== ЗАДАНИЕ 1 ==
Замените "y-tick-label" на "y-axis-label" в записях на отрезке от строки с "x-tick-label: 17.5 [503, 447, 530, 461]" до конца записей включительно. Остальное оставьте без изменений и выведите только этот отрезок.

Оценивая первые итоги Испанской революции (которые он считал неутешительными), Н. Махно вспоминает об организационной беспомощности городских анархистов России и Украины. Та же тенденция беспокоит его и в Испании: «Ощутив относительную свободу, анархисты, как и обыватели, увлеклись свободно–говорением»[745]. А нужно создавать сильные массовые организации (испанские анархисты вскоре добьются больших успехов на этой ниве).
Другая проблема, которую с особой остротой поставила Испанская революция, касалась политики союзов. Возможен ли союз с коммунистами против реакции? Н. Махно дает коммунистам однозначно негативную оценку: «Они встретили революцию как средство, с помощью которого… можно более развязно дурачить всевозможными неосуществимыми, ложными обещаниями пролетарские головы и прибирать их к рукам, чтобы с их физической помощью утвердить свою черную партийную диктатуру»[746]. Понятно, что с такой силой союз нецелесообразен. В письме к испанским анархистам Н. Махно утверждает: «испанские коммунисты–большевики, я думаю, такие же, как и их друзья — русские. Они пойдут по стопам иезуита Ленина и даже Сталина, они, чтобы утвердить свою партийную власть в стране… не замедлят объявить свою монополию на все достижения революции…, и они предадут и союзников, и самое дело революции»[747]. Это предупреждение способствовало настороженности анархистов в отношении коммунистов в Испании.

== ДАННЫЕ ЗАДАНИЯ ==
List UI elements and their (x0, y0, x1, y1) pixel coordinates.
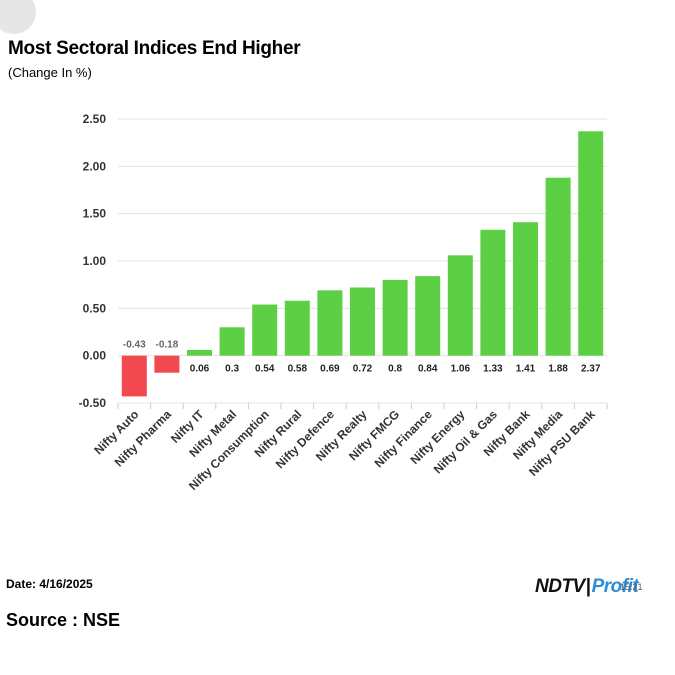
data-label: 1.41 (516, 364, 536, 375)
data-label: 0.54 (255, 364, 275, 375)
bar (284, 300, 310, 356)
date-label: Date: 4/16/2025 (6, 577, 93, 591)
bar (382, 279, 408, 356)
data-label: -0.43 (123, 340, 146, 351)
bar (578, 131, 604, 356)
bar (513, 222, 538, 356)
bar (121, 355, 147, 397)
data-label: 0.84 (418, 364, 438, 375)
logo-sub: Profit (591, 576, 639, 597)
bar-chart: -0.500.000.501.001.502.002.50-0.43Nifty … (79, 112, 608, 493)
data-label: 1.33 (483, 364, 503, 375)
data-label: 0.3 (225, 364, 239, 375)
bar (187, 349, 212, 356)
y-tick-label: 2.50 (83, 112, 107, 126)
y-tick-label: 1.50 (83, 207, 107, 221)
bar (350, 287, 375, 356)
data-label: 0.69 (320, 364, 340, 375)
data-label: 2.37 (581, 364, 601, 375)
data-label: 0.8 (388, 364, 402, 375)
bar (154, 355, 180, 373)
y-tick-label: 0.50 (83, 301, 107, 315)
bar (252, 304, 278, 356)
timestamp: 15:31 (620, 582, 643, 592)
bar (317, 290, 343, 356)
bar (447, 255, 473, 356)
bar (545, 177, 571, 356)
y-tick-label: 1.00 (83, 254, 107, 268)
y-tick-label: 0.00 (83, 349, 107, 363)
ndtv-profit-logo: NDTV|Profit (535, 576, 639, 598)
chart-title: Most Sectoral Indices End Higher (8, 38, 301, 59)
y-tick-label: 2.00 (83, 159, 107, 173)
bar (415, 276, 441, 356)
data-label: 1.06 (451, 364, 471, 375)
y-tick-label: -0.50 (79, 396, 107, 410)
data-label: 0.72 (353, 364, 373, 375)
chart-subtitle: (Change In %) (8, 65, 92, 80)
logo-separator: | (585, 576, 591, 597)
data-label: 0.06 (190, 364, 210, 375)
data-label: -0.18 (156, 340, 179, 351)
data-label: 1.88 (548, 364, 568, 375)
data-label: 0.58 (288, 364, 308, 375)
bar (480, 229, 506, 356)
logo-brand: NDTV (535, 576, 585, 597)
bar (219, 327, 245, 356)
source-label: Source : NSE (6, 610, 121, 630)
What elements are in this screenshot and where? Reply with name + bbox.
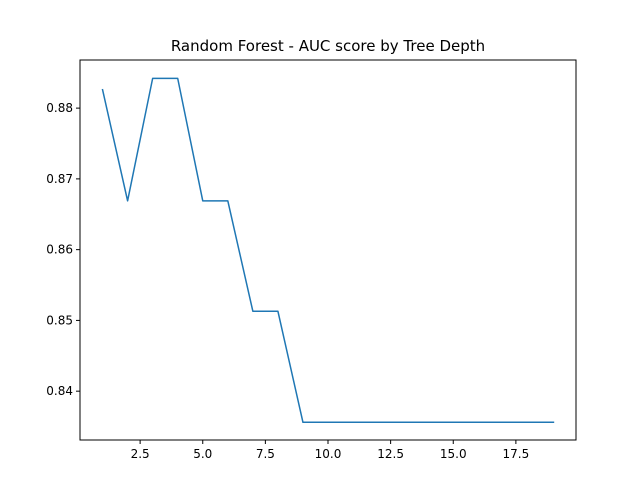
x-tick-label: 17.5 [503, 447, 530, 461]
y-tick-label: 0.85 [46, 313, 73, 327]
y-tick-label: 0.86 [46, 243, 73, 257]
x-tick-label: 7.5 [256, 447, 275, 461]
y-tick-label: 0.87 [46, 172, 73, 186]
plot-area [80, 60, 576, 440]
y-tick-label: 0.88 [46, 101, 73, 115]
series-layer [101, 77, 555, 424]
series-line-0 [101, 77, 555, 424]
x-tick-label: 15.0 [440, 447, 467, 461]
x-tick-label: 5.0 [193, 447, 212, 461]
x-tick-label: 12.5 [377, 447, 404, 461]
x-tick-label: 10.0 [315, 447, 342, 461]
plot-background [80, 60, 576, 440]
y-tick-label: 0.84 [46, 384, 73, 398]
x-tick-label: 2.5 [131, 447, 150, 461]
chart-title: Random Forest - AUC score by Tree Depth [171, 37, 485, 55]
axes: 2.5 5.0 7.5 10.0 12.5 15.0 17.5 0.84 0.85 0.86 0.8… [46, 59, 577, 461]
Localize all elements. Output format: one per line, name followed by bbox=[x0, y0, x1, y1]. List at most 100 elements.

== ЗАДАНИЕ 2 ==
Перепечатайте без изменений отрывок из текста о Махно на отрезке от слов "Оценивая первые итоги" до слов "на этой ниве)." включительно.

== ПОЛНЫЙ ОТВЕТ 1 ==
x-tick-label: 17.5 [503, 447, 530, 461]
y-axis-label: 0.85 [46, 313, 73, 327]
y-axis-label: 0.86 [46, 243, 73, 257]
x-tick-label: 7.5 [256, 447, 275, 461]
y-axis-label: 0.87 [46, 172, 73, 186]
plot-area [80, 60, 576, 440]
y-axis-label: 0.88 [46, 101, 73, 115]
series-layer [101, 77, 555, 424]
series-line-0 [101, 77, 555, 424]
x-tick-label: 15.0 [440, 447, 467, 461]
x-tick-label: 5.0 [193, 447, 212, 461]
x-tick-label: 12.5 [377, 447, 404, 461]
x-tick-label: 10.0 [315, 447, 342, 461]
plot-background [80, 60, 576, 440]
y-axis-label: 0.84 [46, 384, 73, 398]
x-tick-label: 2.5 [131, 447, 150, 461]
chart-title: Random Forest - AUC score by Tree Depth [171, 37, 485, 55]
axes: 2.5 5.0 7.5 10.0 12.5 15.0 17.5 0.84 0.85 0.86 0.8… [46, 59, 577, 461]
Localize all elements. Output format: one per line, name followed by bbox=[x0, y0, x1, y1]. List at most 100 elements.

== ПОЛНЫЙ ОТВЕТ 2 ==
Оценивая первые итоги Испанской революции (которые он считал неутешительными), Н. Махно вспоминает об организационной беспомощности городских анархистов России и Украины. Та же тенденция беспокоит его и в Испании: «Ощутив относительную свободу, анархисты, как и обыватели, увлеклись свободно–говорением»[745]. А нужно создавать сильные массовые организации (испанские анархисты вскоре добьются больших успехов на этой ниве).